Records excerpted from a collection

········

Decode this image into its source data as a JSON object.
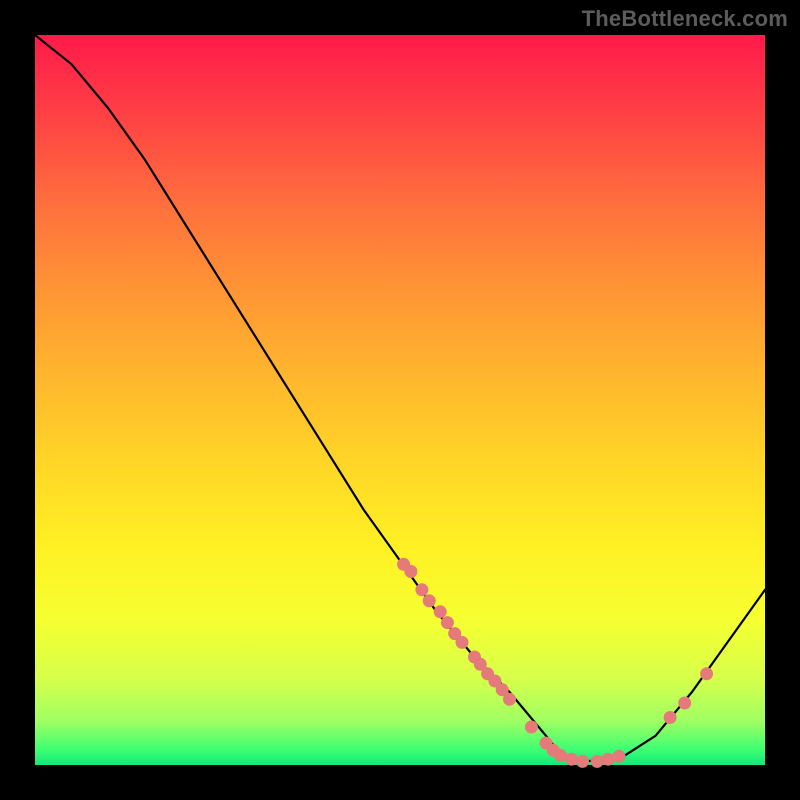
{
  "watermark": "TheBottleneck.com",
  "colors": {
    "background": "#000000",
    "curve_stroke": "#000000",
    "marker_fill": "#e57a7a",
    "gradient_top": "#ff1a4a",
    "gradient_bottom": "#12e87a"
  },
  "chart_data": {
    "type": "line",
    "title": "",
    "xlabel": "",
    "ylabel": "",
    "xlim": [
      0,
      100
    ],
    "ylim": [
      0,
      100
    ],
    "series": [
      {
        "name": "curve",
        "x": [
          0,
          5,
          10,
          15,
          20,
          25,
          30,
          35,
          40,
          45,
          50,
          55,
          60,
          65,
          70,
          72,
          75,
          80,
          85,
          90,
          95,
          100
        ],
        "y": [
          100,
          96,
          90,
          83,
          75,
          67,
          59,
          51,
          43,
          35,
          28,
          21,
          15,
          10,
          4,
          1.5,
          0.5,
          0.8,
          4,
          10,
          17,
          24
        ]
      }
    ],
    "markers": [
      {
        "x": 50.5,
        "y": 27.5
      },
      {
        "x": 51.5,
        "y": 26.5
      },
      {
        "x": 53.0,
        "y": 24.0
      },
      {
        "x": 54.0,
        "y": 22.5
      },
      {
        "x": 55.5,
        "y": 21.0
      },
      {
        "x": 56.5,
        "y": 19.5
      },
      {
        "x": 57.5,
        "y": 18.0
      },
      {
        "x": 58.5,
        "y": 16.8
      },
      {
        "x": 60.2,
        "y": 14.8
      },
      {
        "x": 61.0,
        "y": 13.8
      },
      {
        "x": 62.0,
        "y": 12.5
      },
      {
        "x": 63.0,
        "y": 11.5
      },
      {
        "x": 64.0,
        "y": 10.3
      },
      {
        "x": 65.0,
        "y": 9.0
      },
      {
        "x": 68.0,
        "y": 5.2
      },
      {
        "x": 70.0,
        "y": 3.0
      },
      {
        "x": 71.0,
        "y": 2.0
      },
      {
        "x": 72.0,
        "y": 1.3
      },
      {
        "x": 73.5,
        "y": 0.8
      },
      {
        "x": 75.0,
        "y": 0.5
      },
      {
        "x": 77.0,
        "y": 0.5
      },
      {
        "x": 78.5,
        "y": 0.8
      },
      {
        "x": 80.0,
        "y": 1.2
      },
      {
        "x": 87.0,
        "y": 6.5
      },
      {
        "x": 89.0,
        "y": 8.5
      },
      {
        "x": 92.0,
        "y": 12.5
      }
    ]
  }
}
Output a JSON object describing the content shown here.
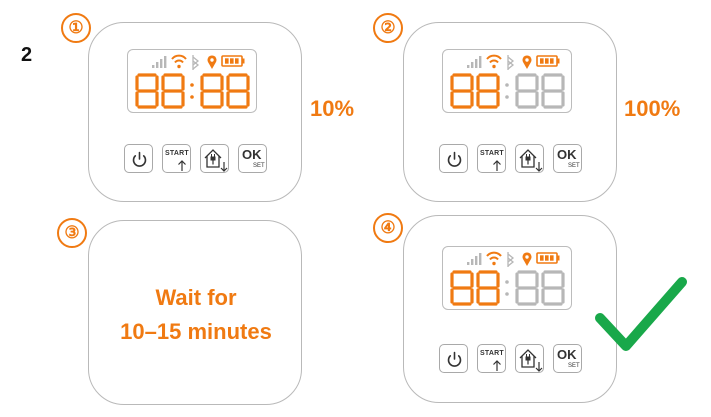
{
  "figure_label": "2",
  "colors": {
    "accent": "#f07a12",
    "check": "#19a84a",
    "dim": "#b7b7b7",
    "frame": "#b9b9b9"
  },
  "steps": [
    {
      "number": "①",
      "progress": "10%"
    },
    {
      "number": "②",
      "progress": "100%"
    },
    {
      "number": "③",
      "wait_line1": "Wait for",
      "wait_line2": "10–15 minutes"
    },
    {
      "number": "④"
    }
  ],
  "buttons": {
    "start_label": "START",
    "ok_label": "OK",
    "set_label": "SET"
  },
  "icons": [
    "signal-bars-icon",
    "wifi-icon",
    "bluetooth-icon",
    "location-pin-icon",
    "battery-icon",
    "power-icon",
    "arrow-up-icon",
    "house-plug-icon",
    "arrow-down-icon",
    "checkmark-icon"
  ]
}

········

EXERCISE OBJECTIVE - Give an exact copy of the material, leaving out every picture.

ANSWER TO THIS PROBLEM -
Decode this image into its source data as a JSON object.
{
  "watermark": "TheBottleneck.com",
  "colors": {
    "background": "#000000",
    "curve_stroke": "#000000",
    "marker_fill": "#e57a7a",
    "gradient_top": "#ff1a4a",
    "gradient_bottom": "#12e87a"
  },
  "chart_data": {
    "type": "line",
    "title": "",
    "xlabel": "",
    "ylabel": "",
    "xlim": [
      0,
      100
    ],
    "ylim": [
      0,
      100
    ],
    "series": [
      {
        "name": "curve",
        "x": [
          0,
          5,
          10,
          15,
          20,
          25,
          30,
          35,
          40,
          45,
          50,
          55,
          60,
          65,
          70,
          72,
          75,
          80,
          85,
          90,
          95,
          100
        ],
        "y": [
          100,
          96,
          90,
          83,
          75,
          67,
          59,
          51,
          43,
          35,
          28,
          21,
          15,
          10,
          4,
          1.5,
          0.5,
          0.8,
          4,
          10,
          17,
          24
        ]
      }
    ],
    "markers": [
      {
        "x": 50.5,
        "y": 27.5
      },
      {
        "x": 51.5,
        "y": 26.5
      },
      {
        "x": 53.0,
        "y": 24.0
      },
      {
        "x": 54.0,
        "y": 22.5
      },
      {
        "x": 55.5,
        "y": 21.0
      },
      {
        "x": 56.5,
        "y": 19.5
      },
      {
        "x": 57.5,
        "y": 18.0
      },
      {
        "x": 58.5,
        "y": 16.8
      },
      {
        "x": 60.2,
        "y": 14.8
      },
      {
        "x": 61.0,
        "y": 13.8
      },
      {
        "x": 62.0,
        "y": 12.5
      },
      {
        "x": 63.0,
        "y": 11.5
      },
      {
        "x": 64.0,
        "y": 10.3
      },
      {
        "x": 65.0,
        "y": 9.0
      },
      {
        "x": 68.0,
        "y": 5.2
      },
      {
        "x": 70.0,
        "y": 3.0
      },
      {
        "x": 71.0,
        "y": 2.0
      },
      {
        "x": 72.0,
        "y": 1.3
      },
      {
        "x": 73.5,
        "y": 0.8
      },
      {
        "x": 75.0,
        "y": 0.5
      },
      {
        "x": 77.0,
        "y": 0.5
      },
      {
        "x": 78.5,
        "y": 0.8
      },
      {
        "x": 80.0,
        "y": 1.2
      },
      {
        "x": 87.0,
        "y": 6.5
      },
      {
        "x": 89.0,
        "y": 8.5
      },
      {
        "x": 92.0,
        "y": 12.5
      }
    ]
  }
}
Output a JSON object describing the content shown here.
{
  "figure_label": "2",
  "colors": {
    "accent": "#f07a12",
    "check": "#19a84a",
    "dim": "#b7b7b7",
    "frame": "#b9b9b9"
  },
  "steps": [
    {
      "number": "①",
      "progress": "10%"
    },
    {
      "number": "②",
      "progress": "100%"
    },
    {
      "number": "③",
      "wait_line1": "Wait for",
      "wait_line2": "10–15 minutes"
    },
    {
      "number": "④"
    }
  ],
  "buttons": {
    "start_label": "START",
    "ok_label": "OK",
    "set_label": "SET"
  },
  "icons": [
    "signal-bars-icon",
    "wifi-icon",
    "bluetooth-icon",
    "location-pin-icon",
    "battery-icon",
    "power-icon",
    "arrow-up-icon",
    "house-plug-icon",
    "arrow-down-icon",
    "checkmark-icon"
  ]
}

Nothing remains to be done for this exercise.